▸ TASK PROMPT: Return the material word for word. Do not include the pictures.

▸ DATA ENTRIES:
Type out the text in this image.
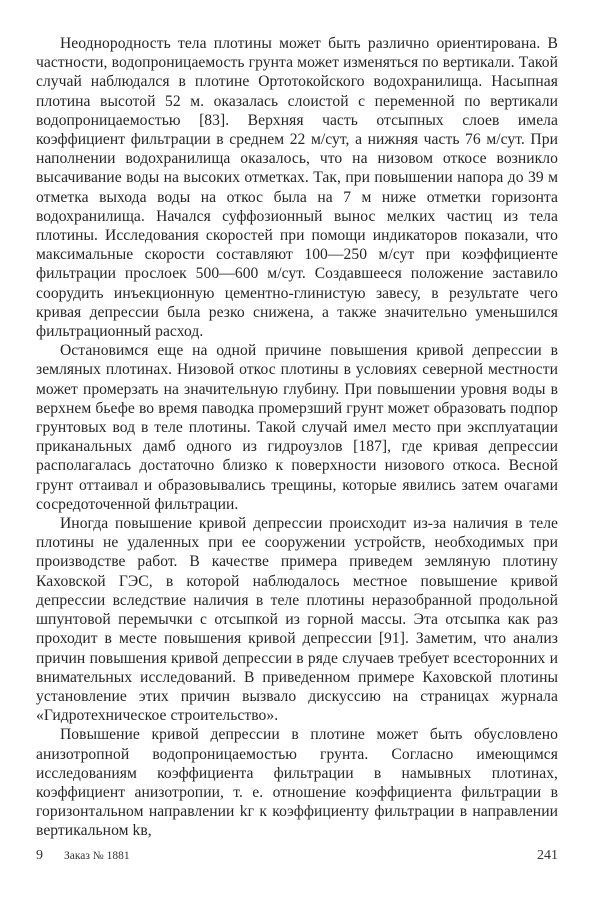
Неоднородность тела плотины может быть различно ориентирована. В частности, водопроницаемость грунта может изменяться по вертикали. Такой случай наблюдался в плотине Ортотокойского водохранилища. Насыпная плотина высотой 52 м. оказалась слоистой с переменной по вертикали водопроницаемостью [83]. Верхняя часть отсыпных слоев имела коэффициент фильтрации в среднем 22 м/сут, а нижняя часть 76 м/сут. При наполнении водохранилища оказалось, что на низовом откосе возникло высачивание воды на высоких отметках. Так, при повышении напора до 39 м отметка выхода воды на откос была на 7 м ниже отметки горизонта водохранилища. Начался суффозионный вынос мелких частиц из тела плотины. Исследования скоростей при помощи индикаторов показали, что максимальные скорости составляют 100—250 м/сут при коэффициенте фильтрации прослоек 500—600 м/сут. Создавшееся положение заставило соорудить инъекционную цементно-глинистую завесу, в результате чего кривая депрессии была резко снижена, а также значительно уменьшился фильтрационный расход.

Остановимся еще на одной причине повышения кривой депрессии в земляных плотинах. Низовой откос плотины в условиях северной местности может промерзать на значительную глубину. При повышении уровня воды в верхнем бьефе во время паводка промерзший грунт может образовать подпор грунтовых вод в теле плотины. Такой случай имел место при эксплуатации приканальных дамб одного из гидроузлов [187], где кривая депрессии располагалась достаточно близко к поверхности низового откоса. Весной грунт оттаивал и образовывались трещины, которые явились затем очагами сосредоточенной фильтрации.

Иногда повышение кривой депрессии происходит из-за наличия в теле плотины не удаленных при ее сооружении устройств, необходимых при производстве работ. В качестве примера приведем земляную плотину Каховской ГЭС, в которой наблюдалось местное повышение кривой депрессии вследствие наличия в теле плотины неразобранной продольной шпунтовой перемычки с отсыпкой из горной массы. Эта отсыпка как раз проходит в месте повышения кривой депрессии [91]. Заметим, что анализ причин повышения кривой депрессии в ряде случаев требует всесторонних и внимательных исследований. В приведенном примере Каховской плотины установление этих причин вызвало дискуссию на страницах журнала «Гидротехническое строительство».

Повышение кривой депрессии в плотине может быть обусловлено анизотропной водопроницаемостью грунта. Согласно имеющимся исследованиям коэффициента фильтрации в намывных плотинах, коэффициент анизотропии, т. е. отношение коэффициента фильтрации в горизонтальном направлении kг к коэффициенту фильтрации в направлении вертикальном kв,

9 Заказ № 1881	241
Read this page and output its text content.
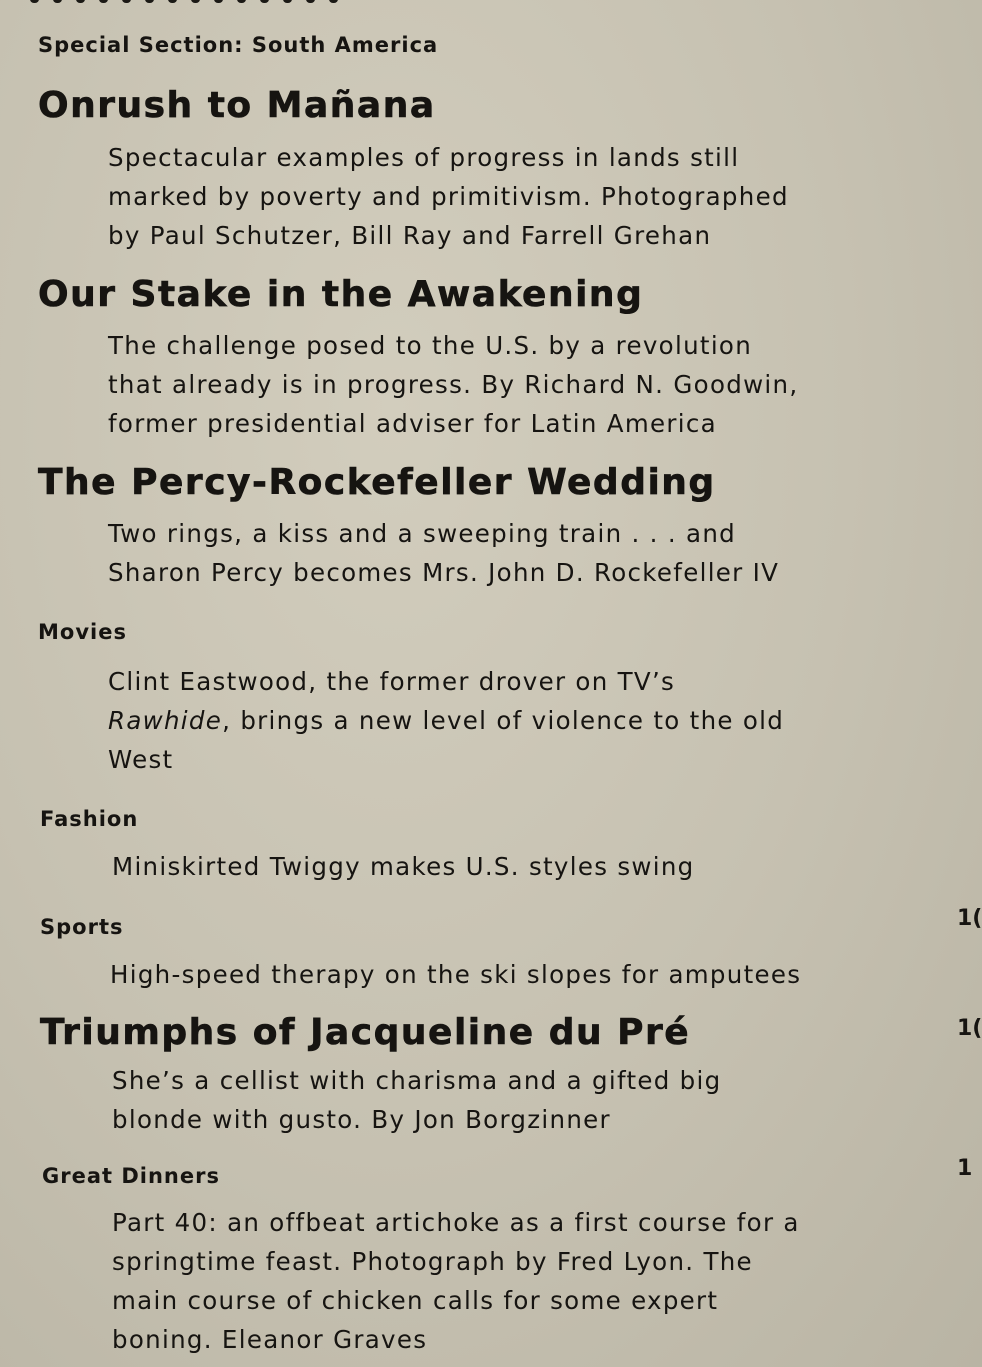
Special Section: South America
Onrush to Mañana
Spectacular examples of progress in lands still
marked by poverty and primitivism. Photographed
by Paul Schutzer, Bill Ray and Farrell Grehan
Our Stake in the Awakening
The challenge posed to the U.S. by a revolution
that already is in progress. By Richard N. Goodwin,
former presidential adviser for Latin America
The Percy-Rockefeller Wedding
Two rings, a kiss and a sweeping train . . . and
Sharon Percy becomes Mrs. John D. Rockefeller IV
Movies
Clint Eastwood, the former drover on TV’s
Rawhide, brings a new level of violence to the old
West
Fashion
Miniskirted Twiggy makes U.S. styles swing
Sports	1(
High-speed therapy on the ski slopes for amputees
Triumphs of Jacqueline du Pré	1(
She’s a cellist with charisma and a gifted big
blonde with gusto. By Jon Borgzinner
Great Dinners	1
Part 40: an offbeat artichoke as a first course for a
springtime feast. Photograph by Fred Lyon. The
main course of chicken calls for some expert
boning. Eleanor Graves
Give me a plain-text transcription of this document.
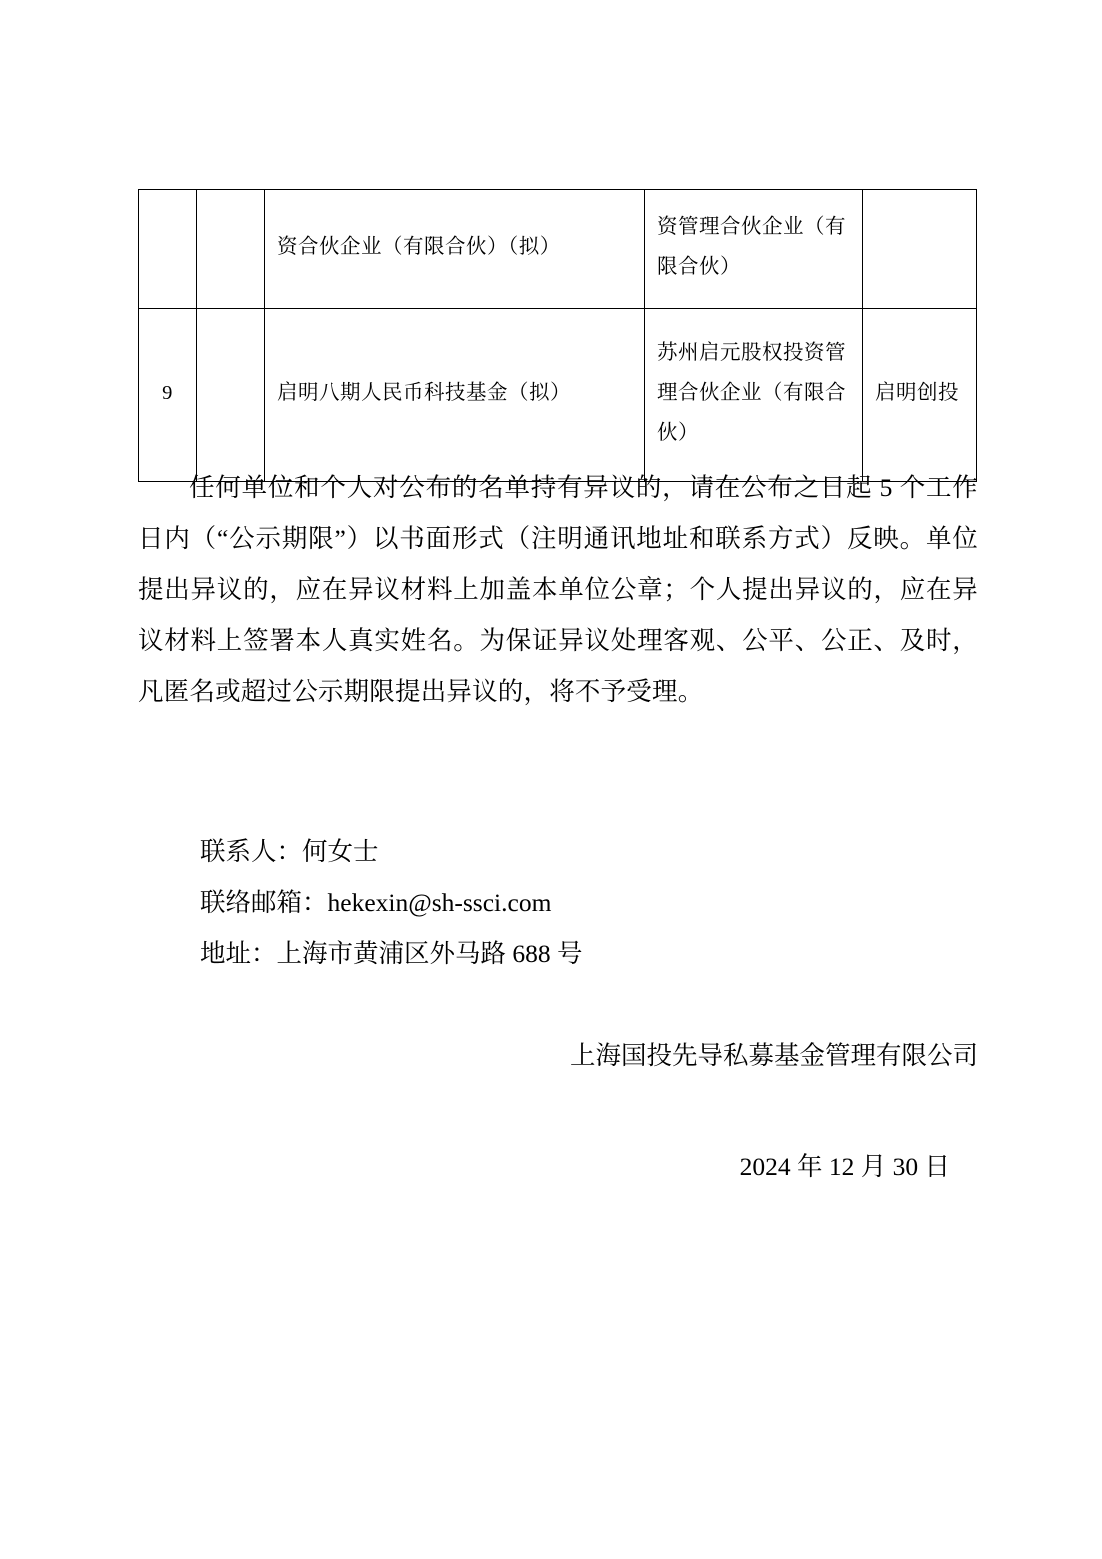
		资合伙企业（有限合伙）（拟）	资管理合伙企业（有限合伙）	
9		启明八期人民币科技基金（拟）	苏州启元股权投资管理合伙企业（有限合伙）	启明创投

任何单位和个人对公布的名单持有异议的，请在公布之日起 5 个工作日内（“公示期限”）以书面形式（注明通讯地址和联系方式）反映。单位提出异议的，应在异议材料上加盖本单位公章；个人提出异议的，应在异议材料上签署本人真实姓名。为保证异议处理客观、公平、公正、及时，凡匿名或超过公示期限提出异议的，将不予受理。

联系人：何女士
联络邮箱：hekexin@sh-ssci.com
地址：上海市黄浦区外马路 688 号
上海国投先导私募基金管理有限公司
2024 年 12 月 30 日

▸ RESULT FOR THIS EXERCISE:
Type out the text in this image.
Неоднородность тела плотины может быть различно ориентирована. В частности, водопроницаемость грунта может изменяться по вертикали. Такой случай наблюдался в плотине Ортотокойского водохранилища. Насыпная плотина высотой 52 м. оказалась слоистой с переменной по вертикали водопроницаемостью [83]. Верхняя часть отсыпных слоев имела коэффициент фильтрации в среднем 22 м/сут, а нижняя часть 76 м/сут. При наполнении водохранилища оказалось, что на низовом откосе возникло высачивание воды на высоких отметках. Так, при повышении напора до 39 м отметка выхода воды на откос была на 7 м ниже отметки горизонта водохранилища. Начался суффозионный вынос мелких частиц из тела плотины. Исследования скоростей при помощи индикаторов показали, что максимальные скорости составляют 100—250 м/сут при коэффициенте фильтрации прослоек 500—600 м/сут. Создавшееся положение заставило соорудить инъекционную цементно-глинистую завесу, в результате чего кривая депрессии была резко снижена, а также значительно уменьшился фильтрационный расход.

Остановимся еще на одной причине повышения кривой депрессии в земляных плотинах. Низовой откос плотины в условиях северной местности может промерзать на значительную глубину. При повышении уровня воды в верхнем бьефе во время паводка промерзший грунт может образовать подпор грунтовых вод в теле плотины. Такой случай имел место при эксплуатации приканальных дамб одного из гидроузлов [187], где кривая депрессии располагалась достаточно близко к поверхности низового откоса. Весной грунт оттаивал и образовывались трещины, которые явились затем очагами сосредоточенной фильтрации.

Иногда повышение кривой депрессии происходит из-за наличия в теле плотины не удаленных при ее сооружении устройств, необходимых при производстве работ. В качестве примера приведем земляную плотину Каховской ГЭС, в которой наблюдалось местное повышение кривой депрессии вследствие наличия в теле плотины неразобранной продольной шпунтовой перемычки с отсыпкой из горной массы. Эта отсыпка как раз проходит в месте повышения кривой депрессии [91]. Заметим, что анализ причин повышения кривой депрессии в ряде случаев требует всесторонних и внимательных исследований. В приведенном примере Каховской плотины установление этих причин вызвало дискуссию на страницах журнала «Гидротехническое строительство».

Повышение кривой депрессии в плотине может быть обусловлено анизотропной водопроницаемостью грунта. Согласно имеющимся исследованиям коэффициента фильтрации в намывных плотинах, коэффициент анизотропии, т. е. отношение коэффициента фильтрации в горизонтальном направлении kг к коэффициенту фильтрации в направлении вертикальном kв,

9 Заказ № 1881	241
Read this page and output its text content.
Special Section: South America
Onrush to Mañana
Spectacular examples of progress in lands still
marked by poverty and primitivism. Photographed
by Paul Schutzer, Bill Ray and Farrell Grehan
Our Stake in the Awakening
The challenge posed to the U.S. by a revolution
that already is in progress. By Richard N. Goodwin,
former presidential adviser for Latin America
The Percy-Rockefeller Wedding
Two rings, a kiss and a sweeping train . . . and
Sharon Percy becomes Mrs. John D. Rockefeller IV
Movies
Clint Eastwood, the former drover on TV’s
Rawhide, brings a new level of violence to the old
West
Fashion
Miniskirted Twiggy makes U.S. styles swing
Sports	1(
High-speed therapy on the ski slopes for amputees
Triumphs of Jacqueline du Pré	1(
She’s a cellist with charisma and a gifted big
blonde with gusto. By Jon Borgzinner
Great Dinners	1
Part 40: an offbeat artichoke as a first course for a
springtime feast. Photograph by Fred Lyon. The
main course of chicken calls for some expert
boning. Eleanor Graves
Give me a plain-text transcription of this document.
		资合伙企业（有限合伙）（拟）	资管理合伙企业（有限合伙）	
9		启明八期人民币科技基金（拟）	苏州启元股权投资管理合伙企业（有限合伙）	启明创投

任何单位和个人对公布的名单持有异议的，请在公布之日起 5 个工作日内（“公示期限”）以书面形式（注明通讯地址和联系方式）反映。单位提出异议的，应在异议材料上加盖本单位公章；个人提出异议的，应在异议材料上签署本人真实姓名。为保证异议处理客观、公平、公正、及时，凡匿名或超过公示期限提出异议的，将不予受理。

联系人：何女士
联络邮箱：hekexin@sh-ssci.com
地址：上海市黄浦区外马路 688 号
上海国投先导私募基金管理有限公司
2024 年 12 月 30 日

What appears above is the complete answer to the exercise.